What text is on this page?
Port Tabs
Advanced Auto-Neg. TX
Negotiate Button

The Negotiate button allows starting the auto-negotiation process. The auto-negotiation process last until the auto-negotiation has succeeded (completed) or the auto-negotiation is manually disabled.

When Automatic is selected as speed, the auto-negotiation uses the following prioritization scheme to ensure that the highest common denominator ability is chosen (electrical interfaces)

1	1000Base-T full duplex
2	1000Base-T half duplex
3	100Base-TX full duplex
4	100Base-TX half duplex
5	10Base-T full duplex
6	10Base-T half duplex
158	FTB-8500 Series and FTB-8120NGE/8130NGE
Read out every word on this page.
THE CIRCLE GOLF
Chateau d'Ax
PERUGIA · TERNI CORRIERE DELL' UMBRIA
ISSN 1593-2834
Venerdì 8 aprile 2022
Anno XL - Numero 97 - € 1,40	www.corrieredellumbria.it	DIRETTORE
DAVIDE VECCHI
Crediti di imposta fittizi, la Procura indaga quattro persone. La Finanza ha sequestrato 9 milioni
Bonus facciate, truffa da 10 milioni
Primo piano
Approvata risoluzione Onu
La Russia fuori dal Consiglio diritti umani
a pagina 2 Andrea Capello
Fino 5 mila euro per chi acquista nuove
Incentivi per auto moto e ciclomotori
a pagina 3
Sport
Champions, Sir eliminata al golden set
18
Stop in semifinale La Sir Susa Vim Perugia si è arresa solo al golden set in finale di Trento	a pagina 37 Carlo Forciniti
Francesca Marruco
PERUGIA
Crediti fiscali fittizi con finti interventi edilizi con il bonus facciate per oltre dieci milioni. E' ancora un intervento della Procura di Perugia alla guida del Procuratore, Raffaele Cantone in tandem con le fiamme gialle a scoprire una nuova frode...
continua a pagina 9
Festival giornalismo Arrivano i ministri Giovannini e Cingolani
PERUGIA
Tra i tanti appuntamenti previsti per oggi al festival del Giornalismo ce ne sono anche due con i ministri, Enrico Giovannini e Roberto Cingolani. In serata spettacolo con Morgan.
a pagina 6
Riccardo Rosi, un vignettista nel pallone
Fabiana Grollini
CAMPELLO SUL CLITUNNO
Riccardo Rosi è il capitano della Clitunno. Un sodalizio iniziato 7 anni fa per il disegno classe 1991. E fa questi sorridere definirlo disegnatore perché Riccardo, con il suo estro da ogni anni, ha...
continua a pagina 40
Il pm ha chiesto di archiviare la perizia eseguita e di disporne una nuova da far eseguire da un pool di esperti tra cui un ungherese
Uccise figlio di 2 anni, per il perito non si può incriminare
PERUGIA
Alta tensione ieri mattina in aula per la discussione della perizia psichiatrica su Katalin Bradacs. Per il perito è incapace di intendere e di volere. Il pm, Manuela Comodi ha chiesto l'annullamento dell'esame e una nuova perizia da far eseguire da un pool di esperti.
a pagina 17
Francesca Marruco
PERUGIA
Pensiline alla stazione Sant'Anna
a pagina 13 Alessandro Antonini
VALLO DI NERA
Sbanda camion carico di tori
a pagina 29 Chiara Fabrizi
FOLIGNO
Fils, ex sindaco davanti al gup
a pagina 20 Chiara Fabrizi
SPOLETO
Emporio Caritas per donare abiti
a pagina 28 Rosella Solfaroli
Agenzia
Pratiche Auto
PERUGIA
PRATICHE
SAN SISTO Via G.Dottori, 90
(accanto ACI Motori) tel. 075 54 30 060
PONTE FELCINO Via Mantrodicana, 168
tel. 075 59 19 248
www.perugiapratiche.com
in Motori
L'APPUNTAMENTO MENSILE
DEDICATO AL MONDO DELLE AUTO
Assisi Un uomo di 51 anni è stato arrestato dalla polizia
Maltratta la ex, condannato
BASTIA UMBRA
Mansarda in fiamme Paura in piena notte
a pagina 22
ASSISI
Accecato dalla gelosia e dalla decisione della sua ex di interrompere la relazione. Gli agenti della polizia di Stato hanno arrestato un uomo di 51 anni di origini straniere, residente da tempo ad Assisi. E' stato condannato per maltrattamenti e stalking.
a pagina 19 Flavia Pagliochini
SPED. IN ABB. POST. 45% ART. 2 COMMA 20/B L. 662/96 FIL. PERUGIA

* [OBJECTIVE]
Give back all the records exactly as they stand.

* [RESPONSE TO THIS TASK]
What text is on this page?
Port Tabs
Advanced Auto-Neg. TX
Negotiate Button

The Negotiate button allows starting the auto-negotiation process. The auto-negotiation process last until the auto-negotiation has succeeded (completed) or the auto-negotiation is manually disabled.

When Automatic is selected as speed, the auto-negotiation uses the following prioritization scheme to ensure that the highest common denominator ability is chosen (electrical interfaces)

1	1000Base-T full duplex
2	1000Base-T half duplex
3	100Base-TX full duplex
4	100Base-TX half duplex
5	10Base-T full duplex
6	10Base-T half duplex
158	FTB-8500 Series and FTB-8120NGE/8130NGE
Read out every word on this page.
THE CIRCLE GOLF
Chateau d'Ax
PERUGIA · TERNI CORRIERE DELL' UMBRIA
ISSN 1593-2834
Venerdì 8 aprile 2022
Anno XL - Numero 97 - € 1,40	www.corrieredellumbria.it	DIRETTORE
DAVIDE VECCHI
Crediti di imposta fittizi, la Procura indaga quattro persone. La Finanza ha sequestrato 9 milioni
Bonus facciate, truffa da 10 milioni
Primo piano
Approvata risoluzione Onu
La Russia fuori dal Consiglio diritti umani
a pagina 2 Andrea Capello
Fino 5 mila euro per chi acquista nuove
Incentivi per auto moto e ciclomotori
a pagina 3
Sport
Champions, Sir eliminata al golden set
18
Stop in semifinale La Sir Susa Vim Perugia si è arresa solo al golden set in finale di Trento	a pagina 37 Carlo Forciniti
Francesca Marruco
PERUGIA
Crediti fiscali fittizi con finti interventi edilizi con il bonus facciate per oltre dieci milioni. E' ancora un intervento della Procura di Perugia alla guida del Procuratore, Raffaele Cantone in tandem con le fiamme gialle a scoprire una nuova frode...
continua a pagina 9
Festival giornalismo Arrivano i ministri Giovannini e Cingolani
PERUGIA
Tra i tanti appuntamenti previsti per oggi al festival del Giornalismo ce ne sono anche due con i ministri, Enrico Giovannini e Roberto Cingolani. In serata spettacolo con Morgan.
a pagina 6
Riccardo Rosi, un vignettista nel pallone
Fabiana Grollini
CAMPELLO SUL CLITUNNO
Riccardo Rosi è il capitano della Clitunno. Un sodalizio iniziato 7 anni fa per il disegno classe 1991. E fa questi sorridere definirlo disegnatore perché Riccardo, con il suo estro da ogni anni, ha...
continua a pagina 40
Il pm ha chiesto di archiviare la perizia eseguita e di disporne una nuova da far eseguire da un pool di esperti tra cui un ungherese
Uccise figlio di 2 anni, per il perito non si può incriminare
PERUGIA
Alta tensione ieri mattina in aula per la discussione della perizia psichiatrica su Katalin Bradacs. Per il perito è incapace di intendere e di volere. Il pm, Manuela Comodi ha chiesto l'annullamento dell'esame e una nuova perizia da far eseguire da un pool di esperti.
a pagina 17
Francesca Marruco
PERUGIA
Pensiline alla stazione Sant'Anna
a pagina 13 Alessandro Antonini
VALLO DI NERA
Sbanda camion carico di tori
a pagina 29 Chiara Fabrizi
FOLIGNO
Fils, ex sindaco davanti al gup
a pagina 20 Chiara Fabrizi
SPOLETO
Emporio Caritas per donare abiti
a pagina 28 Rosella Solfaroli
Agenzia
Pratiche Auto
PERUGIA
PRATICHE
SAN SISTO Via G.Dottori, 90
(accanto ACI Motori) tel. 075 54 30 060
PONTE FELCINO Via Mantrodicana, 168
tel. 075 59 19 248
www.perugiapratiche.com
in Motori
L'APPUNTAMENTO MENSILE
DEDICATO AL MONDO DELLE AUTO
Assisi Un uomo di 51 anni è stato arrestato dalla polizia
Maltratta la ex, condannato
BASTIA UMBRA
Mansarda in fiamme Paura in piena notte
a pagina 22
ASSISI
Accecato dalla gelosia e dalla decisione della sua ex di interrompere la relazione. Gli agenti della polizia di Stato hanno arrestato un uomo di 51 anni di origini straniere, residente da tempo ad Assisi. E' stato condannato per maltrattamenti e stalking.
a pagina 19 Flavia Pagliochini
SPED. IN ABB. POST. 45% ART. 2 COMMA 20/B L. 662/96 FIL. PERUGIA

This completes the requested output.